- WHAT YOU HAVE TO DO: Wherever the word "λειτουργία" shows up in a line, please copy that line.

- DATASET:
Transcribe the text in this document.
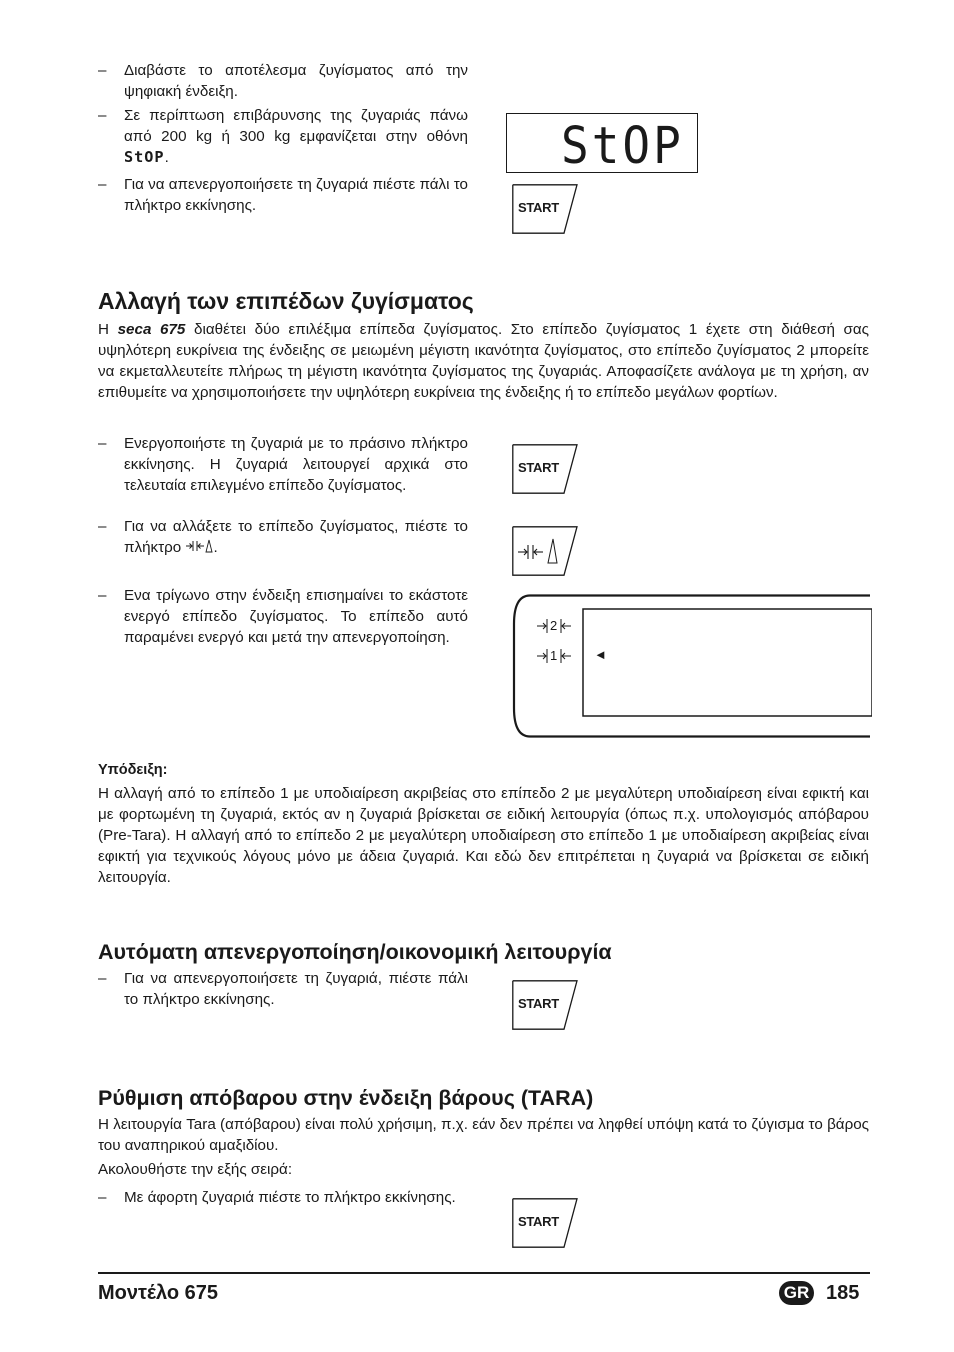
– Διαβάστε το αποτέλεσμα ζυγίσματος από την ψηφιακή ένδειξη.
– Σε περίπτωση επιβάρυνσης της ζυγαριάς πάνω από 200 kg ή 300 kg εμφανίζεται στην οθόνη StOP.
– Για να απενεργοποιήσετε τη ζυγαριά πιέστε πάλι το πλήκτρο εκκίνησης.
StOP
START
Αλλαγή των επιπέδων ζυγίσματος

Η seca 675 διαθέτει δύο επιλέξιμα επίπεδα ζυγίσματος. Στο επίπεδο ζυγίσματος 1 έχετε στη διάθεσή σας υψηλότερη ευκρίνεια της ένδειξης σε μειωμένη μέγιστη ικανότητα ζυγίσματος, στο επίπεδο ζυγίσματος 2 μπορείτε να εκμεταλλευτείτε πλήρως τη μέγιστη ικανότητα ζυγίσματος της ζυγαριάς. Αποφασίζετε ανάλογα με τη χρήση, αν επιθυμείτε να χρησιμοποιήσετε την υψηλότερη ευκρίνεια της ένδειξης ή το επίπεδο μεγάλων φορτίων.

– Ενεργοποιήστε τη ζυγαριά με το πράσινο πλήκτρο εκκίνησης. Η ζυγαριά λειτουργεί αρχικά στο τελευταία επιλεγμένο επίπεδο ζυγίσματος.
– Για να αλλάξετε το επίπεδο ζυγίσματος, πιέστε το πλήκτρο .
– Ενα τρίγωνο στην ένδειξη επισημαίνει το εκάστοτε ενεργό επίπεδο ζυγίσματος. Το επίπεδο αυτό παραμένει ενεργό και μετά την απενεργοποίηση.
START
2
1	◄
Υπόδειξη:

Η αλλαγή από το επίπεδο 1 με υποδιαίρεση ακριβείας στο επίπεδο 2 με μεγαλύτερη υποδιαίρεση είναι εφικτή και με φορτωμένη τη ζυγαριά, εκτός αν η ζυγαριά βρίσκεται σε ειδική λειτουργία (όπως π.χ. υπολογισμός απόβαρου (Pre-Tara). Η αλλαγή από το επίπεδο 2 με μεγαλύτερη υποδιαίρεση στο επίπεδο 1 με υποδιαίρεση ακριβείας είναι εφικτή για τεχνικούς λόγους μόνο με άδεια ζυγαριά. Και εδώ δεν επιτρέπεται η ζυγαριά να βρίσκεται σε ειδική λειτουργία.

Αυτόματη απενεργοποίηση/οικονομική λειτουργία
– Για να απενεργοποιήσετε τη ζυγαριά, πιέστε πάλι το πλήκτρο εκκίνησης.	START
Ρύθμιση απόβαρου στην ένδειξη βάρους (TARA)

Η λειτουργία Tara (απόβαρου) είναι πολύ χρήσιμη, π.χ. εάν δεν πρέπει να ληφθεί υπόψη κατά το ζύγισμα το βάρος του αναπηρικού αμαξιδίου.

Ακολουθήστε την εξής σειρά:

– Με άφορτη ζυγαριά πιέστε το πλήκτρο εκκίνησης.
START
Μοντέλο 675	GR 185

- EXERCISE ANSWER:
Η αλλαγή από το επίπεδο 1 με υποδιαίρεση ακριβείας στο επίπεδο 2 με μεγαλύτερη υποδιαίρεση είναι εφικτή και με φορτωμένη τη ζυγαριά, εκτός αν η ζυγαριά βρίσκεται σε ειδική λειτουργία (όπως π.χ. υπολογισμός απόβαρου (Pre-Tara). Η αλλαγή από το επίπεδο 2 με μεγαλύτερη υποδιαίρεση στο επίπεδο 1 με υποδιαίρεση ακριβείας είναι εφικτή για τεχνικούς λόγους μόνο με άδεια ζυγαριά. Και εδώ δεν επιτρέπεται η ζυγαριά να βρίσκεται σε ειδική λειτουργία.
Αυτόματη απενεργοποίηση/οικονομική λειτουργία
Η λειτουργία Tara (απόβαρου) είναι πολύ χρήσιμη, π.χ. εάν δεν πρέπει να ληφθεί υπόψη κατά το ζύγισμα το βάρος του αναπηρικού αμαξιδίου.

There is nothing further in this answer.